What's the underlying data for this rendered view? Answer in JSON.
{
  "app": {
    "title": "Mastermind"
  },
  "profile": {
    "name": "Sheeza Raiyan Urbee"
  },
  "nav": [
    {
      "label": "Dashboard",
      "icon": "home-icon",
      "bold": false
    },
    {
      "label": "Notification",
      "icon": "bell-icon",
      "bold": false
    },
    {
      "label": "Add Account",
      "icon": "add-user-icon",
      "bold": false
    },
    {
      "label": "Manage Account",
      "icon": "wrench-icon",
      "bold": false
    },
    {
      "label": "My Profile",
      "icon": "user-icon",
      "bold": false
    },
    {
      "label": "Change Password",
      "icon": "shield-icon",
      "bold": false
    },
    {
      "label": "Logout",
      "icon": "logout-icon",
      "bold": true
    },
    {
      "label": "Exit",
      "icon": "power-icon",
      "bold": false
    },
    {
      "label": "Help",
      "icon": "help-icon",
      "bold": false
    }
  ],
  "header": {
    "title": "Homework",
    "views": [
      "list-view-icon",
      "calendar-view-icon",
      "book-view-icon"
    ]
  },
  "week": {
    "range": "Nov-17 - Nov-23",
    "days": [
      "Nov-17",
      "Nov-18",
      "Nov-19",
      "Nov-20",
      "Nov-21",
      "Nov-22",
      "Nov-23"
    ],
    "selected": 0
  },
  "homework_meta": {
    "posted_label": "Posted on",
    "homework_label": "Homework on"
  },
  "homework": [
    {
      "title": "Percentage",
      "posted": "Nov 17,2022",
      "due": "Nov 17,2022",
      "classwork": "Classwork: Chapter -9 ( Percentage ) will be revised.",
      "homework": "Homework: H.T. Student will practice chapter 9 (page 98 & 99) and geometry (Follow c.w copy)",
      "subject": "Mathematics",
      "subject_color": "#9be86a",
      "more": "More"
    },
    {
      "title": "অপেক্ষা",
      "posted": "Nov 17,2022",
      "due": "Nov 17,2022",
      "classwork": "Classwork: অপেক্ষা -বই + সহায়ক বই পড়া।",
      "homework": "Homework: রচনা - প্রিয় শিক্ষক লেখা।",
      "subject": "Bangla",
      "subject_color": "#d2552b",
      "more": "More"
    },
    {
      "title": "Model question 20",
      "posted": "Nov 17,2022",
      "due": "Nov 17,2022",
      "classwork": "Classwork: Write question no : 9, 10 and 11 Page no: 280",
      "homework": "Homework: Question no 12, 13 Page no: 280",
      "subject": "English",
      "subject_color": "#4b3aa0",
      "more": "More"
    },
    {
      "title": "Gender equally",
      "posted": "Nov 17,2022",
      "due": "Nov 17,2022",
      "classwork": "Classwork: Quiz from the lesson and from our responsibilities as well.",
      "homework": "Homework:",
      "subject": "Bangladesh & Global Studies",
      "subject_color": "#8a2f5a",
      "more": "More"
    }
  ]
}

## What is required
Write out all the lines again, exactly as they are.

## Solution to this exercise
What's the underlying data for this rendered view? Answer in JSON.
{
  "app": {
    "title": "Mastermind"
  },
  "profile": {
    "name": "Sheeza Raiyan Urbee"
  },
  "nav": [
    {
      "label": "Dashboard",
      "icon": "home-icon",
      "bold": false
    },
    {
      "label": "Notification",
      "icon": "bell-icon",
      "bold": false
    },
    {
      "label": "Add Account",
      "icon": "add-user-icon",
      "bold": false
    },
    {
      "label": "Manage Account",
      "icon": "wrench-icon",
      "bold": false
    },
    {
      "label": "My Profile",
      "icon": "user-icon",
      "bold": false
    },
    {
      "label": "Change Password",
      "icon": "shield-icon",
      "bold": false
    },
    {
      "label": "Logout",
      "icon": "logout-icon",
      "bold": true
    },
    {
      "label": "Exit",
      "icon": "power-icon",
      "bold": false
    },
    {
      "label": "Help",
      "icon": "help-icon",
      "bold": false
    }
  ],
  "header": {
    "title": "Homework",
    "views": [
      "list-view-icon",
      "calendar-view-icon",
      "book-view-icon"
    ]
  },
  "week": {
    "range": "Nov-17 - Nov-23",
    "days": [
      "Nov-17",
      "Nov-18",
      "Nov-19",
      "Nov-20",
      "Nov-21",
      "Nov-22",
      "Nov-23"
    ],
    "selected": 0
  },
  "homework_meta": {
    "posted_label": "Posted on",
    "homework_label": "Homework on"
  },
  "homework": [
    {
      "title": "Percentage",
      "posted": "Nov 17,2022",
      "due": "Nov 17,2022",
      "classwork": "Classwork: Chapter -9 ( Percentage ) will be revised.",
      "homework": "Homework: H.T. Student will practice chapter 9 (page 98 & 99) and geometry (Follow c.w copy)",
      "subject": "Mathematics",
      "subject_color": "#9be86a",
      "more": "More"
    },
    {
      "title": "অপেক্ষা",
      "posted": "Nov 17,2022",
      "due": "Nov 17,2022",
      "classwork": "Classwork: অপেক্ষা -বই + সহায়ক বই পড়া।",
      "homework": "Homework: রচনা - প্রিয় শিক্ষক লেখা।",
      "subject": "Bangla",
      "subject_color": "#d2552b",
      "more": "More"
    },
    {
      "title": "Model question 20",
      "posted": "Nov 17,2022",
      "due": "Nov 17,2022",
      "classwork": "Classwork: Write question no : 9, 10 and 11 Page no: 280",
      "homework": "Homework: Question no 12, 13 Page no: 280",
      "subject": "English",
      "subject_color": "#4b3aa0",
      "more": "More"
    },
    {
      "title": "Gender equally",
      "posted": "Nov 17,2022",
      "due": "Nov 17,2022",
      "classwork": "Classwork: Quiz from the lesson and from our responsibilities as well.",
      "homework": "Homework:",
      "subject": "Bangladesh & Global Studies",
      "subject_color": "#8a2f5a",
      "more": "More"
    }
  ]
}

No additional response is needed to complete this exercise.